Input rows ->

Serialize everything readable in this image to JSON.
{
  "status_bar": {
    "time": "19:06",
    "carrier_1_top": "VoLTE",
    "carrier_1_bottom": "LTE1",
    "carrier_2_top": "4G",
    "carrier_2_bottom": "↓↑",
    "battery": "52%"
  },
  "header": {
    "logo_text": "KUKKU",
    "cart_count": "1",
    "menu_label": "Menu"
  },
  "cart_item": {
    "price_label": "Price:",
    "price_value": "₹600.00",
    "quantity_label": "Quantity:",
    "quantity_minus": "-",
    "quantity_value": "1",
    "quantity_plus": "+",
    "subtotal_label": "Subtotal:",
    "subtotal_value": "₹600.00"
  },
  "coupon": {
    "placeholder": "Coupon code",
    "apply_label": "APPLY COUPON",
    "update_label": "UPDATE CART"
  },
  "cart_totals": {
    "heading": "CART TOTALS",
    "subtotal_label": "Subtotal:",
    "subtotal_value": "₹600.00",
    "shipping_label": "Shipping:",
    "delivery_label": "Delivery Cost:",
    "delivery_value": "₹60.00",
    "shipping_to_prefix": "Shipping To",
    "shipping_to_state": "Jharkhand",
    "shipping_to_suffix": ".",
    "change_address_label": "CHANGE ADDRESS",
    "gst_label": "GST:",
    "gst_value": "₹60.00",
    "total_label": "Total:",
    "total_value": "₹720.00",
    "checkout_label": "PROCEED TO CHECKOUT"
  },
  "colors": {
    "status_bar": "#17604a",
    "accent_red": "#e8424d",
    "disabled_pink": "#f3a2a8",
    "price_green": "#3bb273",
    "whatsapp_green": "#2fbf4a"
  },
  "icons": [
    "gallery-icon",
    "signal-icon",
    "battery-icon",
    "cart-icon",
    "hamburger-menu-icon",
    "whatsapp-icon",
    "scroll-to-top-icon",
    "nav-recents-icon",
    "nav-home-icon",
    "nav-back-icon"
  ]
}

Aim ->
Reproduce all the records precisely.

Response to this task ->
Serialize everything readable in this image to JSON.
{
  "status_bar": {
    "time": "19:06",
    "carrier_1_top": "VoLTE",
    "carrier_1_bottom": "LTE1",
    "carrier_2_top": "4G",
    "carrier_2_bottom": "↓↑",
    "battery": "52%"
  },
  "header": {
    "logo_text": "KUKKU",
    "cart_count": "1",
    "menu_label": "Menu"
  },
  "cart_item": {
    "price_label": "Price:",
    "price_value": "₹600.00",
    "quantity_label": "Quantity:",
    "quantity_minus": "-",
    "quantity_value": "1",
    "quantity_plus": "+",
    "subtotal_label": "Subtotal:",
    "subtotal_value": "₹600.00"
  },
  "coupon": {
    "placeholder": "Coupon code",
    "apply_label": "APPLY COUPON",
    "update_label": "UPDATE CART"
  },
  "cart_totals": {
    "heading": "CART TOTALS",
    "subtotal_label": "Subtotal:",
    "subtotal_value": "₹600.00",
    "shipping_label": "Shipping:",
    "delivery_label": "Delivery Cost:",
    "delivery_value": "₹60.00",
    "shipping_to_prefix": "Shipping To",
    "shipping_to_state": "Jharkhand",
    "shipping_to_suffix": ".",
    "change_address_label": "CHANGE ADDRESS",
    "gst_label": "GST:",
    "gst_value": "₹60.00",
    "total_label": "Total:",
    "total_value": "₹720.00",
    "checkout_label": "PROCEED TO CHECKOUT"
  },
  "colors": {
    "status_bar": "#17604a",
    "accent_red": "#e8424d",
    "disabled_pink": "#f3a2a8",
    "price_green": "#3bb273",
    "whatsapp_green": "#2fbf4a"
  },
  "icons": [
    "gallery-icon",
    "signal-icon",
    "battery-icon",
    "cart-icon",
    "hamburger-menu-icon",
    "whatsapp-icon",
    "scroll-to-top-icon",
    "nav-recents-icon",
    "nav-home-icon",
    "nav-back-icon"
  ]
}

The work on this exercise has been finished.